• _Trecho selecionado_
MOLEIRA

Um blog sobre o contidiano de um cara a beira de vinte e três horas em volta do sol! Por hora é isso só.

29 abril 2007

Rumo a eternidade

Aquele momento estava perfeito. Tudo era tão maravilhoso, todos o amavam, não sentia mágoa nem tristeza, não lembrava das diferenças cruéis do mundo, havia esquecido assuntos como o aquecimento global, guerra no oriente, na favela, no senado, plenário e caralho a quatro. Esqueceu da briga de um ano atrás, da qual saiu com um olho roxo e o taco de sinuca na mão perguntando quem o bateu. Esqueceu das ex-amadas vadias, que lhe traíra por mais de duas vezes, pra não falar quatro, pra não falar que perdeu as contas. O trabalho não mais importava, não tinha dividas com amigos, parentes ou coisa parecida, ninguém lhe devia dinheiro ou carinho. Esqueceu de todos os inimigos, não sabia se tinha inimigos. Sua família estava bem, estabilizada, não havia com o que se preocupar, seus pais já não estavam presentes a não ser em fotos, então ninguém morreria por conta dele, muitos talvez o amassem, mas não o bastante para depender de sua presença física. A bicicleta estava em perfeitas condições, deixou a filmadora com bateria carregada, tudo certo, tudo bom, tudo pronto.

No caminho observava a roda rodando, tão simples, tão idiota e tão interessante. Os desenhos da roda ás vezes eram quebrados por lama ou folhas secas ou úmidas, já os das nuvens não eram quebrados, eram moldados, um coração virava um cachorro que virava uma planta ou um casal ou um coelho e este filme no céu fez com que descesse uma lagrima de seus olhos. Nunca havia reparado como o vento é um ótimo diretor e as nuvens ótimas atrizes, todas nuas, dançando e balançando ao som das árvores e batuque das águas. Aos poucos a cortina verde fecha o telão, a roda rodando com seus desenhos alucinógenos tenta acompanhar a pequena trilha, uma trilha sem desvios, havia agora apenas ida e a indesejável volta. Pedras na trilha não são problemas, ao contrário, ignorava-as como se nunca tivesse sido incomodado por uma pedra no caminho. A mata novamente se abre, ele se depara com uma árvore gigante, quase morrendo de velha, sentiu que ela precisava de calor, de carinho, de amor, fez mais uma de suas caridades e a abraçou por minutos infindos, não sabia como, achou estranho, mas se sentiu correspondido e acolhido com tamanha intensidade que chorou de alegria mais uma vez.

• _Listagem exibida_
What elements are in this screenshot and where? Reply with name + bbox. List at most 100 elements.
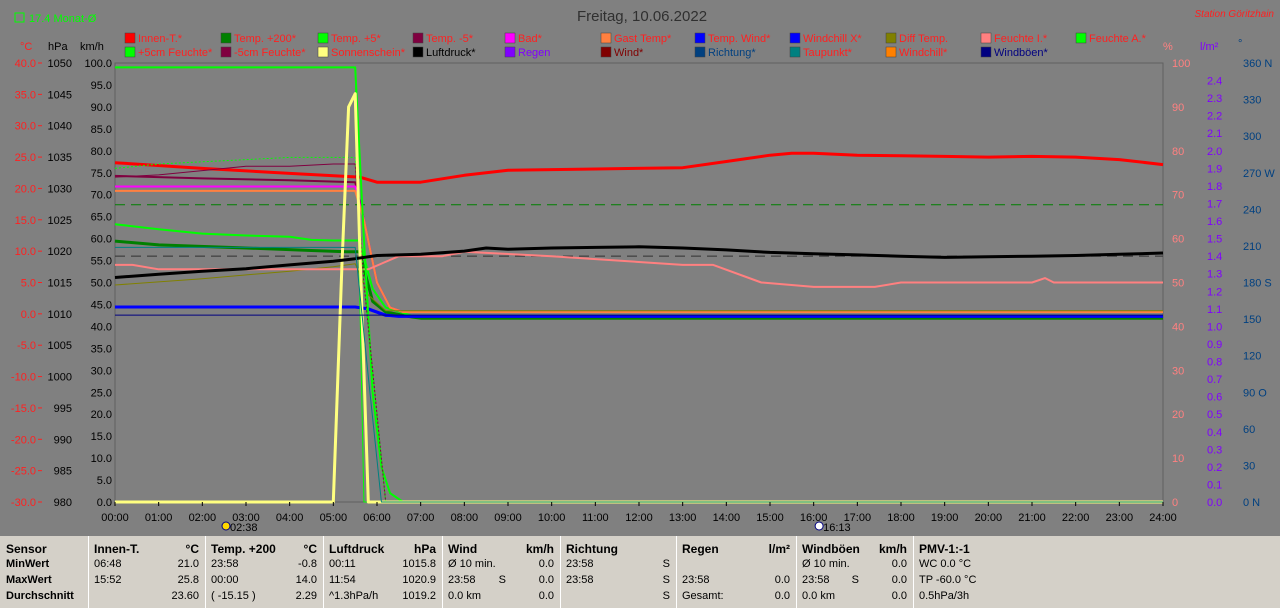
stats-cell: 0.0 [538, 574, 554, 586]
legend-label: Feuchte A.* [1089, 33, 1147, 45]
stats-cell: S [662, 558, 670, 570]
stats-cell: Wind [448, 542, 478, 556]
stats-cell: Sensor [6, 542, 47, 556]
pct-tick-label: 50 [1172, 278, 1184, 290]
stats-column: Richtung 23:58 S 23:58 S S [560, 536, 677, 608]
rain-tick-label: 2.0 [1207, 146, 1222, 158]
rain-tick-label: 0.6 [1207, 392, 1222, 404]
time-tick-label: 00:00 [101, 512, 129, 524]
kmh-tick-label: 40.0 [91, 321, 112, 333]
legend-label: Innen-T.* [138, 33, 183, 45]
legend-swatch [1075, 32, 1087, 44]
hpa-tick-label: 1030 [48, 183, 72, 195]
stats-row: Ø 10 min. 0.0 [802, 558, 907, 574]
stats-row: TP -60.0 °C [919, 574, 1274, 590]
deg-tick-label: 210 [1243, 241, 1261, 253]
legend-swatch [600, 32, 612, 44]
deg-tick-label: 330 [1243, 95, 1261, 107]
stats-cell: km/h [878, 542, 907, 556]
stats-cell: -0.8 [298, 558, 317, 570]
deg-tick-label: 60 [1243, 424, 1255, 436]
time-tick-label: 23:00 [1106, 512, 1134, 524]
stats-row: Windböen km/h [802, 542, 907, 558]
stats-cell: 23:58 [566, 574, 594, 586]
stats-cell: 0.0 km [448, 590, 482, 602]
rain-tick-label: 0.4 [1207, 427, 1222, 439]
time-tick-label: 01:00 [145, 512, 173, 524]
stats-cell: S [498, 574, 506, 586]
rain-tick-label: 1.5 [1207, 234, 1222, 246]
temp-tick-label: 35.0 [15, 89, 36, 101]
stats-cell: WC 0.0 °C [919, 558, 972, 570]
stats-row: ( -15.15 ) 2.29 [211, 590, 317, 606]
rain-tick-label: 0.0 [1207, 497, 1222, 509]
time-tick-label: 18:00 [887, 512, 915, 524]
legend-swatch [694, 46, 706, 58]
stats-row: 0.0 km 0.0 [448, 590, 554, 606]
legend-label: Temp. Wind* [708, 33, 771, 45]
stats-cell: 0.5hPa/3h [919, 590, 970, 602]
series-line-8 [114, 263, 1163, 312]
legend-label: Feuchte I.* [994, 33, 1048, 45]
rain-tick-label: 1.4 [1207, 251, 1222, 263]
stats-cell: hPa [413, 542, 436, 556]
stats-column: Innen-T. °C 06:48 21.0 15:52 25.8 23.60 [88, 536, 206, 608]
stats-row: 23:58 S [566, 574, 670, 590]
kmh-tick-label: 5.0 [97, 475, 112, 487]
legend-label: Taupunkt* [803, 47, 853, 59]
time-tick-label: 21:00 [1018, 512, 1046, 524]
time-tick-label: 03:00 [232, 512, 260, 524]
rain-tick-label: 1.8 [1207, 181, 1222, 193]
sunset-icon [814, 521, 824, 531]
time-tick-label: 15:00 [756, 512, 784, 524]
stats-cell: 23:58 [211, 558, 239, 570]
hpa-tick-label: 1045 [48, 89, 72, 101]
legend-swatch [789, 32, 801, 44]
stats-cell: 23:58 [682, 574, 710, 586]
stats-row: PMV-1:-1 [919, 542, 1274, 558]
series-line-9 [115, 250, 1163, 288]
legend-label: Temp. +200* [234, 33, 297, 45]
stats-row: 15:52 25.8 [94, 574, 199, 590]
pct-tick-label: 90 [1172, 102, 1184, 114]
temp-tick-label: 30.0 [15, 121, 36, 133]
temp-tick-label: -25.0 [11, 466, 36, 478]
stats-cell: MinWert [6, 558, 50, 570]
deg-tick-label: 150 [1243, 314, 1261, 326]
stats-row: 0.0 km 0.0 [802, 590, 907, 606]
stats-cell: 2.29 [295, 590, 317, 602]
deg-tick-label: 30 [1243, 460, 1255, 472]
pct-tick-label: 0 [1172, 497, 1178, 509]
legend: Innen-T.* Temp. +200* Temp. +5* Temp. -5* Ba… [124, 32, 1147, 59]
rain-tick-label: 0.2 [1207, 462, 1222, 474]
stats-column: PMV-1:-1 WC 0.0 °C TP -60.0 °C 0.5hPa/3h [913, 536, 1280, 608]
time-tick-label: 20:00 [975, 512, 1003, 524]
pct-tick-label: 100 [1172, 58, 1190, 70]
legend-label: Regen [518, 47, 550, 59]
kmh-tick-label: 20.0 [91, 409, 112, 421]
hpa-tick-label: 1010 [48, 309, 72, 321]
legend-label: Bad* [518, 33, 543, 45]
stats-cell: Luftdruck [329, 542, 385, 556]
legend-label: +5cm Feuchte* [138, 47, 213, 59]
unit-deg-label: ° [1238, 38, 1242, 50]
series-line-0 [114, 151, 1164, 184]
legend-swatch [885, 32, 897, 44]
legend-swatch [980, 32, 992, 44]
stats-cell: °C [303, 542, 317, 556]
stats-cell: ^1.3hPa/h [329, 590, 379, 602]
series-lines [114, 66, 1164, 504]
temp-tick-label: -5.0 [17, 340, 36, 352]
month-avg-label: 17.4 Monat-Ø [29, 13, 97, 25]
station-name: Station Göritzhain [1195, 9, 1275, 20]
sunrise-icon [221, 521, 231, 531]
hpa-tick-label: 995 [54, 403, 72, 415]
deg-tick-label: 240 [1243, 204, 1261, 216]
stats-cell: 0.0 [891, 590, 907, 602]
sunset-time: 16:13 [823, 522, 851, 534]
stats-cell: 25.8 [177, 574, 199, 586]
rain-tick-label: 1.1 [1207, 304, 1222, 316]
time-tick-label: 08:00 [451, 512, 479, 524]
stats-column: Sensor MinWert MaxWert Durchschnitt [0, 536, 89, 608]
kmh-tick-label: 65.0 [91, 212, 112, 224]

• _Tarefas_
1. Enumere todas as formas que as nuvens assumem, segundo o trecho.
2. Conforme o trecho, que objeto ele deixou com a bateria carregada?
A listagem é um material independente do trecho.

• _Respostas às tarefas_
1. Coração, cachorro, planta, casal e coelho.

2. A filmadora.